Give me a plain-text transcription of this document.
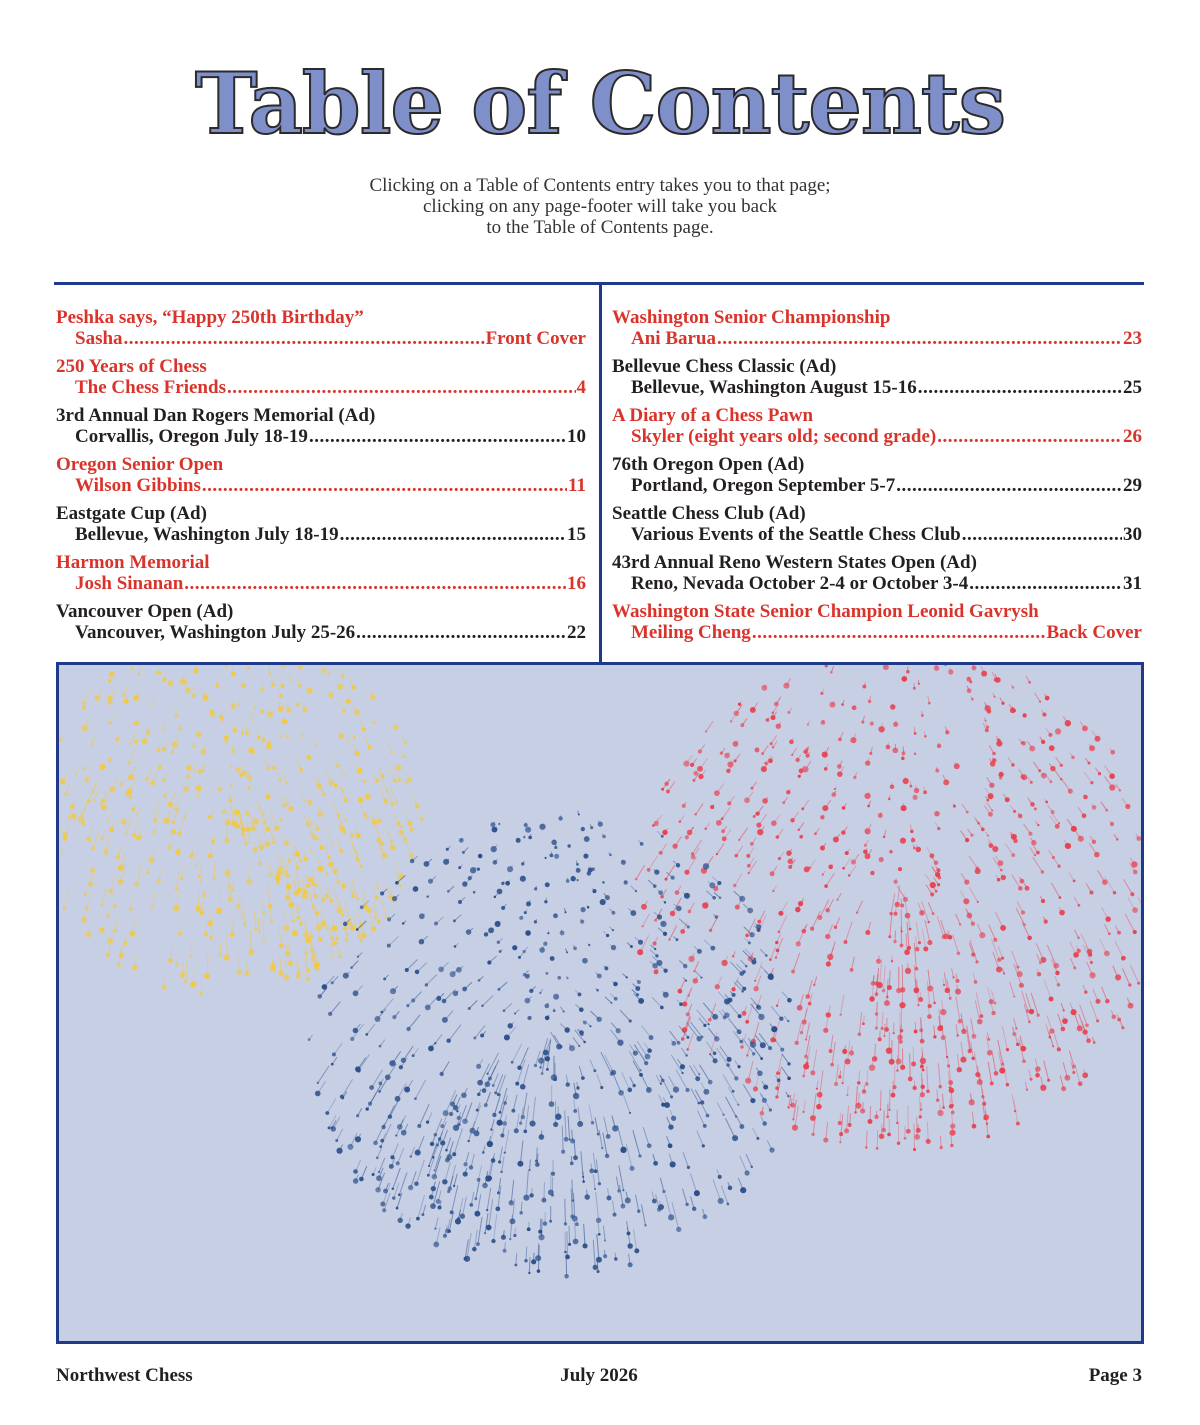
Table of Contents
Clicking on a Table of Contents entry takes you to that page;
clicking on any page-footer will take you back
to the Table of Contents page.
Peshka says, “Happy 250th Birthday”
Sasha .....	Front Cover
250 Years of Chess
The Chess Friends .....	4
3rd Annual Dan Rogers Memorial (Ad)
Corvallis, Oregon July 18-19 .....	10
Oregon Senior Open
Wilson Gibbins .....	11
Eastgate Cup (Ad)
Bellevue, Washington July 18-19 .....	15
Harmon Memorial
Josh Sinanan .....	16
Vancouver Open (Ad)
Vancouver, Washington July 25-26 .....	22
Washington Senior Championship
Ani Barua .....	23
Bellevue Chess Classic (Ad)
Bellevue, Washington August 15-16 .....	25
A Diary of a Chess Pawn
Skyler (eight years old; second grade) .....	26
76th Oregon Open (Ad)
Portland, Oregon September 5-7 .....	29
Seattle Chess Club (Ad)
Various Events of the Seattle Chess Club .....	30
43rd Annual Reno Western States Open (Ad)
Reno, Nevada October 2-4 or October 3-4 .....	31
Washington State Senior Champion Leonid Gavrysh
Meiling Cheng .....	Back Cover
Northwest Chess	July 2026	Page 3
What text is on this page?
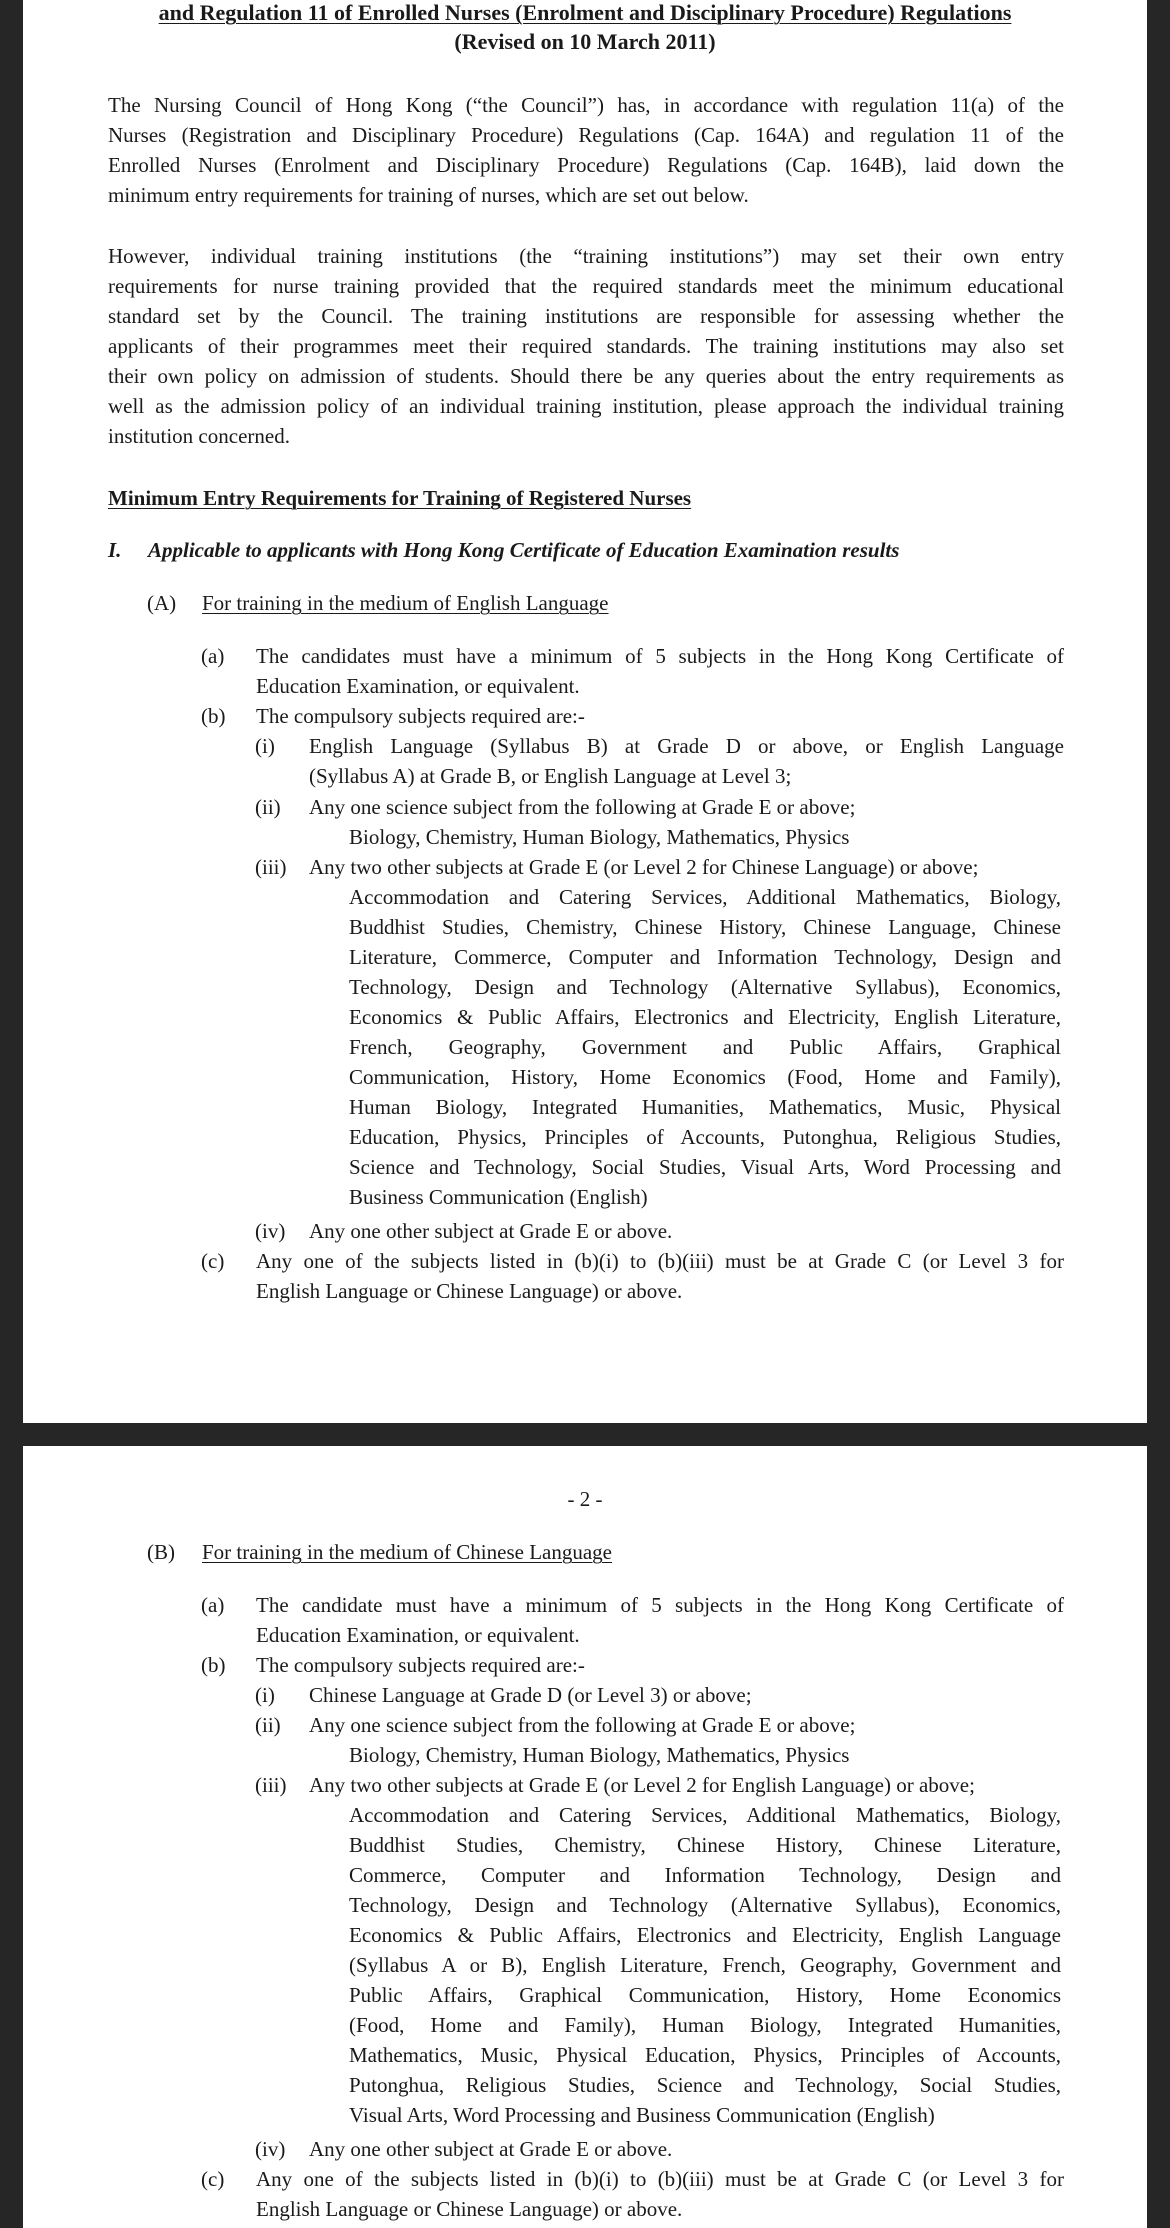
and Regulation 11 of Enrolled Nurses (Enrolment and Disciplinary Procedure) Regulations
(Revised on 10 March 2011)
The Nursing Council of Hong Kong (“the Council”) has, in accordance with regulation 11(a) of the
Nurses (Registration and Disciplinary Procedure) Regulations (Cap. 164A) and regulation 11 of the
Enrolled Nurses (Enrolment and Disciplinary Procedure) Regulations (Cap. 164B), laid down the
minimum entry requirements for training of nurses, which are set out below.
However, individual training institutions (the “training institutions”) may set their own entry
requirements for nurse training provided that the required standards meet the minimum educational
standard set by the Council. The training institutions are responsible for assessing whether the
applicants of their programmes meet their required standards. The training institutions may also set
their own policy on admission of students. Should there be any queries about the entry requirements as
well as the admission policy of an individual training institution, please approach the individual training
institution concerned.
Minimum Entry Requirements for Training of Registered Nurses
I. Applicable to applicants with Hong Kong Certificate of Education Examination results
(A) For training in the medium of English Language
(a) The candidates must have a minimum of 5 subjects in the Hong Kong Certificate of
Education Examination, or equivalent.
(b) The compulsory subjects required are:-
(i) English Language (Syllabus B) at Grade D or above, or English Language
(Syllabus A) at Grade B, or English Language at Level 3;
(ii) Any one science subject from the following at Grade E or above;
Biology, Chemistry, Human Biology, Mathematics, Physics
(iii) Any two other subjects at Grade E (or Level 2 for Chinese Language) or above;
Accommodation and Catering Services, Additional Mathematics, Biology,
Buddhist Studies, Chemistry, Chinese History, Chinese Language, Chinese
Literature, Commerce, Computer and Information Technology, Design and
Technology, Design and Technology (Alternative Syllabus), Economics,
Economics & Public Affairs, Electronics and Electricity, English Literature,
French, Geography, Government and Public Affairs, Graphical
Communication, History, Home Economics (Food, Home and Family),
Human Biology, Integrated Humanities, Mathematics, Music, Physical
Education, Physics, Principles of Accounts, Putonghua, Religious Studies,
Science and Technology, Social Studies, Visual Arts, Word Processing and
Business Communication (English)
(iv) Any one other subject at Grade E or above.
(c) Any one of the subjects listed in (b)(i) to (b)(iii) must be at Grade C (or Level 3 for
English Language or Chinese Language) or above.
- 2 -
(B) For training in the medium of Chinese Language
(a) The candidate must have a minimum of 5 subjects in the Hong Kong Certificate of
Education Examination, or equivalent.
(b) The compulsory subjects required are:-
(i) Chinese Language at Grade D (or Level 3) or above;
(ii) Any one science subject from the following at Grade E or above;
Biology, Chemistry, Human Biology, Mathematics, Physics
(iii) Any two other subjects at Grade E (or Level 2 for English Language) or above;
Accommodation and Catering Services, Additional Mathematics, Biology,
Buddhist Studies, Chemistry, Chinese History, Chinese Literature,
Commerce, Computer and Information Technology, Design and
Technology, Design and Technology (Alternative Syllabus), Economics,
Economics & Public Affairs, Electronics and Electricity, English Language
(Syllabus A or B), English Literature, French, Geography, Government and
Public Affairs, Graphical Communication, History, Home Economics
(Food, Home and Family), Human Biology, Integrated Humanities,
Mathematics, Music, Physical Education, Physics, Principles of Accounts,
Putonghua, Religious Studies, Science and Technology, Social Studies,
Visual Arts, Word Processing and Business Communication (English)
(iv) Any one other subject at Grade E or above.
(c) Any one of the subjects listed in (b)(i) to (b)(iii) must be at Grade C (or Level 3 for
English Language or Chinese Language) or above.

▬▬▬▬▬▬

■ **Problem description**
Write out every line above exactly as it is, leaving out the pictures.

■ **Result for this task**
Give me a plain-text transcription of this document.
Table of Contents
Clicking on a Table of Contents entry takes you to that page;
clicking on any page-footer will take you back
to the Table of Contents page.
Peshka says, “Happy 250th Birthday”
Sasha .....	Front Cover
250 Years of Chess
The Chess Friends .....	4
3rd Annual Dan Rogers Memorial (Ad)
Corvallis, Oregon July 18-19 .....	10
Oregon Senior Open
Wilson Gibbins .....	11
Eastgate Cup (Ad)
Bellevue, Washington July 18-19 .....	15
Harmon Memorial
Josh Sinanan .....	16
Vancouver Open (Ad)
Vancouver, Washington July 25-26 .....	22
Washington Senior Championship
Ani Barua .....	23
Bellevue Chess Classic (Ad)
Bellevue, Washington August 15-16 .....	25
A Diary of a Chess Pawn
Skyler (eight years old; second grade) .....	26
76th Oregon Open (Ad)
Portland, Oregon September 5-7 .....	29
Seattle Chess Club (Ad)
Various Events of the Seattle Chess Club .....	30
43rd Annual Reno Western States Open (Ad)
Reno, Nevada October 2-4 or October 3-4 .....	31
Washington State Senior Champion Leonid Gavrysh
Meiling Cheng .....	Back Cover
Northwest Chess	July 2026	Page 3
What text is on this page?
and Regulation 11 of Enrolled Nurses (Enrolment and Disciplinary Procedure) Regulations
(Revised on 10 March 2011)
The Nursing Council of Hong Kong (“the Council”) has, in accordance with regulation 11(a) of the
Nurses (Registration and Disciplinary Procedure) Regulations (Cap. 164A) and regulation 11 of the
Enrolled Nurses (Enrolment and Disciplinary Procedure) Regulations (Cap. 164B), laid down the
minimum entry requirements for training of nurses, which are set out below.
However, individual training institutions (the “training institutions”) may set their own entry
requirements for nurse training provided that the required standards meet the minimum educational
standard set by the Council. The training institutions are responsible for assessing whether the
applicants of their programmes meet their required standards. The training institutions may also set
their own policy on admission of students. Should there be any queries about the entry requirements as
well as the admission policy of an individual training institution, please approach the individual training
institution concerned.
Minimum Entry Requirements for Training of Registered Nurses
I. Applicable to applicants with Hong Kong Certificate of Education Examination results
(A) For training in the medium of English Language
(a) The candidates must have a minimum of 5 subjects in the Hong Kong Certificate of
Education Examination, or equivalent.
(b) The compulsory subjects required are:-
(i) English Language (Syllabus B) at Grade D or above, or English Language
(Syllabus A) at Grade B, or English Language at Level 3;
(ii) Any one science subject from the following at Grade E or above;
Biology, Chemistry, Human Biology, Mathematics, Physics
(iii) Any two other subjects at Grade E (or Level 2 for Chinese Language) or above;
Accommodation and Catering Services, Additional Mathematics, Biology,
Buddhist Studies, Chemistry, Chinese History, Chinese Language, Chinese
Literature, Commerce, Computer and Information Technology, Design and
Technology, Design and Technology (Alternative Syllabus), Economics,
Economics & Public Affairs, Electronics and Electricity, English Literature,
French, Geography, Government and Public Affairs, Graphical
Communication, History, Home Economics (Food, Home and Family),
Human Biology, Integrated Humanities, Mathematics, Music, Physical
Education, Physics, Principles of Accounts, Putonghua, Religious Studies,
Science and Technology, Social Studies, Visual Arts, Word Processing and
Business Communication (English)
(iv) Any one other subject at Grade E or above.
(c) Any one of the subjects listed in (b)(i) to (b)(iii) must be at Grade C (or Level 3 for
English Language or Chinese Language) or above.
- 2 -
(B) For training in the medium of Chinese Language
(a) The candidate must have a minimum of 5 subjects in the Hong Kong Certificate of
Education Examination, or equivalent.
(b) The compulsory subjects required are:-
(i) Chinese Language at Grade D (or Level 3) or above;
(ii) Any one science subject from the following at Grade E or above;
Biology, Chemistry, Human Biology, Mathematics, Physics
(iii) Any two other subjects at Grade E (or Level 2 for English Language) or above;
Accommodation and Catering Services, Additional Mathematics, Biology,
Buddhist Studies, Chemistry, Chinese History, Chinese Literature,
Commerce, Computer and Information Technology, Design and
Technology, Design and Technology (Alternative Syllabus), Economics,
Economics & Public Affairs, Electronics and Electricity, English Language
(Syllabus A or B), English Literature, French, Geography, Government and
Public Affairs, Graphical Communication, History, Home Economics
(Food, Home and Family), Human Biology, Integrated Humanities,
Mathematics, Music, Physical Education, Physics, Principles of Accounts,
Putonghua, Religious Studies, Science and Technology, Social Studies,
Visual Arts, Word Processing and Business Communication (English)
(iv) Any one other subject at Grade E or above.
(c) Any one of the subjects listed in (b)(i) to (b)(iii) must be at Grade C (or Level 3 for
English Language or Chinese Language) or above.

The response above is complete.